From the records below, copy every line that contains the word "skada".
------------------------------------
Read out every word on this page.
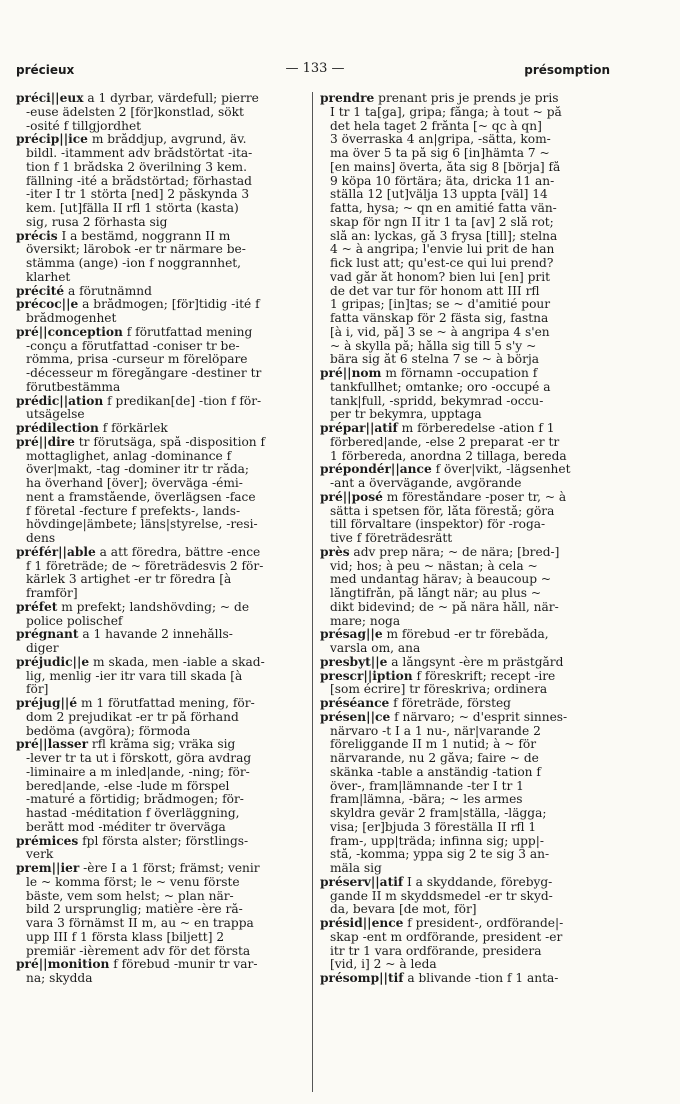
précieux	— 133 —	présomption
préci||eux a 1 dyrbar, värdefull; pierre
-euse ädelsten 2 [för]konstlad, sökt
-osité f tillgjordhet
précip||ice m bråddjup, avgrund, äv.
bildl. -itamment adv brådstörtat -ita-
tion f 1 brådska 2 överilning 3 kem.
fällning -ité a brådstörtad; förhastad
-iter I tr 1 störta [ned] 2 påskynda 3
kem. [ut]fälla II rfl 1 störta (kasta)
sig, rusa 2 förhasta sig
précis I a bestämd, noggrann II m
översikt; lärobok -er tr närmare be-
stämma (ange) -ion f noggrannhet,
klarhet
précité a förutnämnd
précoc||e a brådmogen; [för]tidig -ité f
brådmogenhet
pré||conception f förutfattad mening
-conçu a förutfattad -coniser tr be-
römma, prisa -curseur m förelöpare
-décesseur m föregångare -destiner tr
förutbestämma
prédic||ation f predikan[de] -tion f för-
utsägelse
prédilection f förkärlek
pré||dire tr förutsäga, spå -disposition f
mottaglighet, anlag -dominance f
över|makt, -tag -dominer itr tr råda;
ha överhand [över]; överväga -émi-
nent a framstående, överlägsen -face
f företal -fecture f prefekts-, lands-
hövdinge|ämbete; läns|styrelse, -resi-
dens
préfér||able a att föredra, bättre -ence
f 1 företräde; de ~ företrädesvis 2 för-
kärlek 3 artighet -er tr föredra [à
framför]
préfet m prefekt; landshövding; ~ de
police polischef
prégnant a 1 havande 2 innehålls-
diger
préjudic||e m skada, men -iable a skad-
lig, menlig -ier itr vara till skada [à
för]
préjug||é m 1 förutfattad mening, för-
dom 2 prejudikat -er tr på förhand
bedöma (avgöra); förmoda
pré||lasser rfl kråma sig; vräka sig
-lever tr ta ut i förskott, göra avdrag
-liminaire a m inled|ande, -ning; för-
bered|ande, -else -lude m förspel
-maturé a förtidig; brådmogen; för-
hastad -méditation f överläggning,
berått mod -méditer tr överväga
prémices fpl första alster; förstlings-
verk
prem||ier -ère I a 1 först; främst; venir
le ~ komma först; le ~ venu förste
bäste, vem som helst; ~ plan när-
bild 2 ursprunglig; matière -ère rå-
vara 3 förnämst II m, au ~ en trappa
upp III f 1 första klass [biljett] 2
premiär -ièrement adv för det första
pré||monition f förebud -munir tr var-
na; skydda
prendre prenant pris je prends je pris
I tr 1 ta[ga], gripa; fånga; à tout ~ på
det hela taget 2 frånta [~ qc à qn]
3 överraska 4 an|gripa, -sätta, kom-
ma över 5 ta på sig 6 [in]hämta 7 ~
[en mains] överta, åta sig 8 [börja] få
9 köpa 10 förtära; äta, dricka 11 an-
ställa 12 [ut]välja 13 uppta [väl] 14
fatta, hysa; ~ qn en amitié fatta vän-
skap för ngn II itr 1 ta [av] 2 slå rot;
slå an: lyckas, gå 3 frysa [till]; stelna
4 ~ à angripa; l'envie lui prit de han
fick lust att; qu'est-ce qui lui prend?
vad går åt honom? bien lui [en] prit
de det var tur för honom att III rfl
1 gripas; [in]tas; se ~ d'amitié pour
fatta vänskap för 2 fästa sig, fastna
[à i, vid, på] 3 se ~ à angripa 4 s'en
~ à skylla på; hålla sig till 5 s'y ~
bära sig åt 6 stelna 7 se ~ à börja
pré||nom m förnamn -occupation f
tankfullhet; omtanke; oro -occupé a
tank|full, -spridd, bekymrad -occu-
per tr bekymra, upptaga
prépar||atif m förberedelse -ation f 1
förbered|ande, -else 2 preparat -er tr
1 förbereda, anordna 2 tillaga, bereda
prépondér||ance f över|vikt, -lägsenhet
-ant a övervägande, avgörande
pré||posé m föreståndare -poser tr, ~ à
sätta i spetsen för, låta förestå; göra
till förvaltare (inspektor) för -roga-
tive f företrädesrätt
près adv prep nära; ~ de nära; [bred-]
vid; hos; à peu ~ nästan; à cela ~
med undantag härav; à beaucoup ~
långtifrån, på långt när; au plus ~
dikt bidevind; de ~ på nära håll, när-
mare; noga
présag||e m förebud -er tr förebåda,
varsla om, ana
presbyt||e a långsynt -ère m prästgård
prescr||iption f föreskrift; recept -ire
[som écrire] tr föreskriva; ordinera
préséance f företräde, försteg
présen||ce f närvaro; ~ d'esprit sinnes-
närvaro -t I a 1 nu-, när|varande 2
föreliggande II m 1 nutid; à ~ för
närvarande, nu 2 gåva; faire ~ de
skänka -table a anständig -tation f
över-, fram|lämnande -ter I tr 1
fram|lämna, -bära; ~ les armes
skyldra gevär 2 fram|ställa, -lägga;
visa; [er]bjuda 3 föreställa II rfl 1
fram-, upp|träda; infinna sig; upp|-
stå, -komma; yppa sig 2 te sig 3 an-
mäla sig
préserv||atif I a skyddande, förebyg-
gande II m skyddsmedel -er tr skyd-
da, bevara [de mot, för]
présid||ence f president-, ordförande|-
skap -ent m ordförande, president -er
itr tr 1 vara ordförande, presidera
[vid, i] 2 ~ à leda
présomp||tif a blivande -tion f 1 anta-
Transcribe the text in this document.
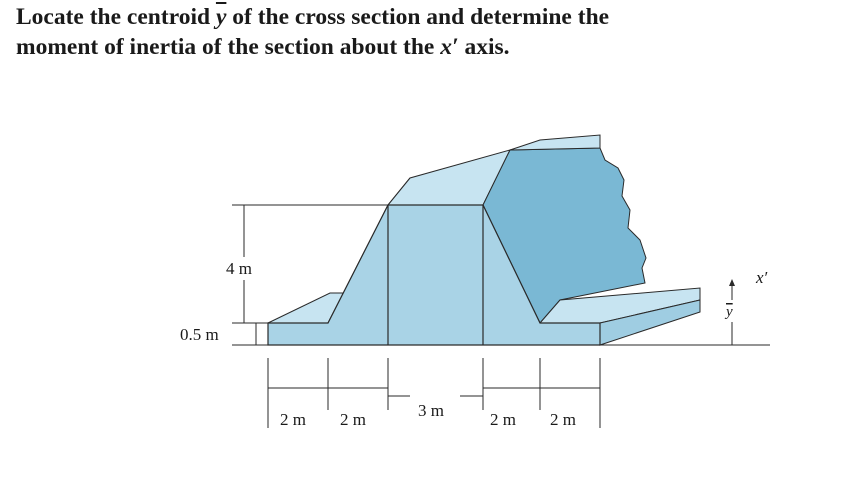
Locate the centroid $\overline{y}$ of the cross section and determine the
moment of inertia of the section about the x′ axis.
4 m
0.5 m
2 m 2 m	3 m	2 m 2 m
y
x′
------------------------------------
> [Worked answer]:
préjudic||e m skada, men -iable a skad-
lig, menlig -ier itr vara till skada [à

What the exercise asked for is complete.